- **WHAT TO PRODUCE**:
Copy out every line that contains "ISCCP".
>> Begin DATASET
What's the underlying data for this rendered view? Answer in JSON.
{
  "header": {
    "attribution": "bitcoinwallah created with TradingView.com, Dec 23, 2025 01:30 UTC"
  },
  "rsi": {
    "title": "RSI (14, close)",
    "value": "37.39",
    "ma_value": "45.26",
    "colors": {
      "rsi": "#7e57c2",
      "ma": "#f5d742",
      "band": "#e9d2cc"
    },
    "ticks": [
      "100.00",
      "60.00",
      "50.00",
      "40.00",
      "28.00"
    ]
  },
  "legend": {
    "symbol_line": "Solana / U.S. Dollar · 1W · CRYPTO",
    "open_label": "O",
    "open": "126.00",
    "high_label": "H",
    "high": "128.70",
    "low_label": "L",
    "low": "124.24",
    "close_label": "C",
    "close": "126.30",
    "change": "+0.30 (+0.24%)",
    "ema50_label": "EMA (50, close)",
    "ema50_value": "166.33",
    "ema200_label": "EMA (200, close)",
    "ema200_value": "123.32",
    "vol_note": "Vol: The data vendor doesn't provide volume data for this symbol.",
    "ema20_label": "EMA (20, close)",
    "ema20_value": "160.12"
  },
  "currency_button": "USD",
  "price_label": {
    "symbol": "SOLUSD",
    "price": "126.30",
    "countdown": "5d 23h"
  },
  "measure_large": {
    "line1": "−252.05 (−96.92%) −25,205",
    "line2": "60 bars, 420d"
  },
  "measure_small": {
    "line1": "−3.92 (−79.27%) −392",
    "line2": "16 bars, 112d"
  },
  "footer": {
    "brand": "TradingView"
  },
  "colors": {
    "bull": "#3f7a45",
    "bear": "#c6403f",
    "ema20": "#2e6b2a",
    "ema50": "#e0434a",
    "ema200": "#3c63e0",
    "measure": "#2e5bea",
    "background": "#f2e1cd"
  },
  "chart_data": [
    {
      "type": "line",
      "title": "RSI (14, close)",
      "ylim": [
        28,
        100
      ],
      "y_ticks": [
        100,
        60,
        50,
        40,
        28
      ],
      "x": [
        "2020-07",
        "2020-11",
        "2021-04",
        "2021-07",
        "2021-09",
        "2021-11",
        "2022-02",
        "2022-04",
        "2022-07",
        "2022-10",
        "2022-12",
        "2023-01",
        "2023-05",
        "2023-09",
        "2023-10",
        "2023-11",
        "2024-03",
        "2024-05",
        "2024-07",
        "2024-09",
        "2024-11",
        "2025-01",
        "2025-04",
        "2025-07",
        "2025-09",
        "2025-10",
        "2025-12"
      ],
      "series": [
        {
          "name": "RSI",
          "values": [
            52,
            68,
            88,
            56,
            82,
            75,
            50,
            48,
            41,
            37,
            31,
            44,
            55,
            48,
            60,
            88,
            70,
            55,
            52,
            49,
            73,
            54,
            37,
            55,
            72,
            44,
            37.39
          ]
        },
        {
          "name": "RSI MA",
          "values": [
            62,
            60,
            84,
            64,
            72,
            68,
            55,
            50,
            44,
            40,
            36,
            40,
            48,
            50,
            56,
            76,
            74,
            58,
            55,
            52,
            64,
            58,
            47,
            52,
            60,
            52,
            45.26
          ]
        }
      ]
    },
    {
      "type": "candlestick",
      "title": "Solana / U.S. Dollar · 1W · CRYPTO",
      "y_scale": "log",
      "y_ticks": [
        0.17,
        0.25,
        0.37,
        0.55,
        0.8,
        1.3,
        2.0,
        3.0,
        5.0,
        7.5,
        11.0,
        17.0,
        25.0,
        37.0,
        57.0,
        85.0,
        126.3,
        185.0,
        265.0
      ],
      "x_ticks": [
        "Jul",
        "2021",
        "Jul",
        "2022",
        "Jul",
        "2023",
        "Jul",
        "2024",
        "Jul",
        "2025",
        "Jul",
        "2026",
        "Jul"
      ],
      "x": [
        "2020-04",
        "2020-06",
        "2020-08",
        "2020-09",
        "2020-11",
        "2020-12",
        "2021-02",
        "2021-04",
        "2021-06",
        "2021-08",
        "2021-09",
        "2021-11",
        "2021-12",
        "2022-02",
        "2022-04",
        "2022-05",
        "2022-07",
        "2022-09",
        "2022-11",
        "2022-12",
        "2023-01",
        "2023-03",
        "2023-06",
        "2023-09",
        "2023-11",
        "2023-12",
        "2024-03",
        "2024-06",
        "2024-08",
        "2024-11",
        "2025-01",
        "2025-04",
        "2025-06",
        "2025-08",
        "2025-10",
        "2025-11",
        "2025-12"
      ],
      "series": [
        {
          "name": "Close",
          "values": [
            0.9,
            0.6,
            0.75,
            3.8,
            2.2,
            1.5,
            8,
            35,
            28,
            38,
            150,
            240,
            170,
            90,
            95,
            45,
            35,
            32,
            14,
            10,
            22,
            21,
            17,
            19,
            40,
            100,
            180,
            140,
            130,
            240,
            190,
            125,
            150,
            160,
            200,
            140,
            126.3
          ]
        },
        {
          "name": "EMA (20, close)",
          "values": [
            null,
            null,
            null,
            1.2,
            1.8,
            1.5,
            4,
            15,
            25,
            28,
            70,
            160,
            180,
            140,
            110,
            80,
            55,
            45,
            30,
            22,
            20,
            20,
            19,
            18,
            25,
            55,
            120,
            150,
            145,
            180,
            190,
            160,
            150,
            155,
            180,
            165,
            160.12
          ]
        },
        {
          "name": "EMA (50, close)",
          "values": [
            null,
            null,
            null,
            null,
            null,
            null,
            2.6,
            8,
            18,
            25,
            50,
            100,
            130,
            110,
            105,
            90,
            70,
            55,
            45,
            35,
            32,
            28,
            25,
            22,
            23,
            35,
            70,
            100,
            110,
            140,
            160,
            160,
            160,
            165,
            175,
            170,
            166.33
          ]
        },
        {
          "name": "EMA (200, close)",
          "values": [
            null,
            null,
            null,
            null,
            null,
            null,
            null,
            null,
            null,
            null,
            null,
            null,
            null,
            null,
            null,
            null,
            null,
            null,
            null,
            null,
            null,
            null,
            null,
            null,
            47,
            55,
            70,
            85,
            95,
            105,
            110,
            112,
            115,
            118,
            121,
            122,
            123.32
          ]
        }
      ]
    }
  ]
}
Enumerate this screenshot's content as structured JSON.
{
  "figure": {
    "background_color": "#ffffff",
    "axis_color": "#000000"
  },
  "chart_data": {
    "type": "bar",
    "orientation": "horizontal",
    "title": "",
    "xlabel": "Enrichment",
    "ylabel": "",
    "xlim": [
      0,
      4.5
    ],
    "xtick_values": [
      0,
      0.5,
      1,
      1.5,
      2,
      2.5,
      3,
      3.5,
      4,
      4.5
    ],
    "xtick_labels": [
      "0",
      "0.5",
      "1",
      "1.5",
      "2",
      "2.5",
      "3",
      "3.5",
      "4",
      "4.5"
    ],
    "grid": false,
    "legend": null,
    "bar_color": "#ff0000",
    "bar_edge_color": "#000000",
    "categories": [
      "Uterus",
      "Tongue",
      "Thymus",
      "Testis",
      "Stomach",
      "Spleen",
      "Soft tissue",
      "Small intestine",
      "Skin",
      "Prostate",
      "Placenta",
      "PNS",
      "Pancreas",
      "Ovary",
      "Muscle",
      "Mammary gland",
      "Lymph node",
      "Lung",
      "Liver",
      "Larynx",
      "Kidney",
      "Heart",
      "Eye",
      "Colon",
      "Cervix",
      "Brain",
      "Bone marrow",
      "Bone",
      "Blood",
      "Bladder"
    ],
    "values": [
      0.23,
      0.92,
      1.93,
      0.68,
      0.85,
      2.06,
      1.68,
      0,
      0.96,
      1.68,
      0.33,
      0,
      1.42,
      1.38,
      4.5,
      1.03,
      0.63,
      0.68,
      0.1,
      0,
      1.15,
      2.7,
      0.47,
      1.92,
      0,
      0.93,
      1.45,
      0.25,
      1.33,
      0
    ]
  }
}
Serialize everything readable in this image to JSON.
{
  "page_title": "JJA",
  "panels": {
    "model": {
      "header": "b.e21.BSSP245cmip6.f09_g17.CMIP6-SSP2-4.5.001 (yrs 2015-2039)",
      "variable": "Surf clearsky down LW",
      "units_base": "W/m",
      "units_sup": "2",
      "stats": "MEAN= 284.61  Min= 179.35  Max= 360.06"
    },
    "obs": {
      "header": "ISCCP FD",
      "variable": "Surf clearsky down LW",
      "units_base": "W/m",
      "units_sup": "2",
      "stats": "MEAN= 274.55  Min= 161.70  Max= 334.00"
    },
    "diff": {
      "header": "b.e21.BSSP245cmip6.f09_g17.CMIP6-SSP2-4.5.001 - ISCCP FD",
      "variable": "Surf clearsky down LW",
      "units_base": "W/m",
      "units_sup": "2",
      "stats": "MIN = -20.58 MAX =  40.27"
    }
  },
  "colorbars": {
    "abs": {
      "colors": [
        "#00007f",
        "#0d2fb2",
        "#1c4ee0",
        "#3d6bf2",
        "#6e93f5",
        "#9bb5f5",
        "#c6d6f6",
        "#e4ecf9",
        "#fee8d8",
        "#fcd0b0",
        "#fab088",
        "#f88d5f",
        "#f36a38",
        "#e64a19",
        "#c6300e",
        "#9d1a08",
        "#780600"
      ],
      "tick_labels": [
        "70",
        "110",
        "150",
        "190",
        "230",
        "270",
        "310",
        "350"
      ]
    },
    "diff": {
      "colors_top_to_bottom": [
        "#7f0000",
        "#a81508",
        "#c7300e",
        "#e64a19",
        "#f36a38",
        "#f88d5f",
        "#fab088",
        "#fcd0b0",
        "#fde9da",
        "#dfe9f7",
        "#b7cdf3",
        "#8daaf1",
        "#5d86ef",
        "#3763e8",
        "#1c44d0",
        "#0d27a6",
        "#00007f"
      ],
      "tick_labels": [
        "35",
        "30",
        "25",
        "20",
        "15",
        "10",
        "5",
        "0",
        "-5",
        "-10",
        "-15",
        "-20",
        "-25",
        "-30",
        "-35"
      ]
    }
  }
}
>> End DATASET
- **ANSWER IN FULL**:
      "header": "ISCCP FD",
      "header": "b.e21.BSSP245cmip6.f09_g17.CMIP6-SSP2-4.5.001 - ISCCP FD",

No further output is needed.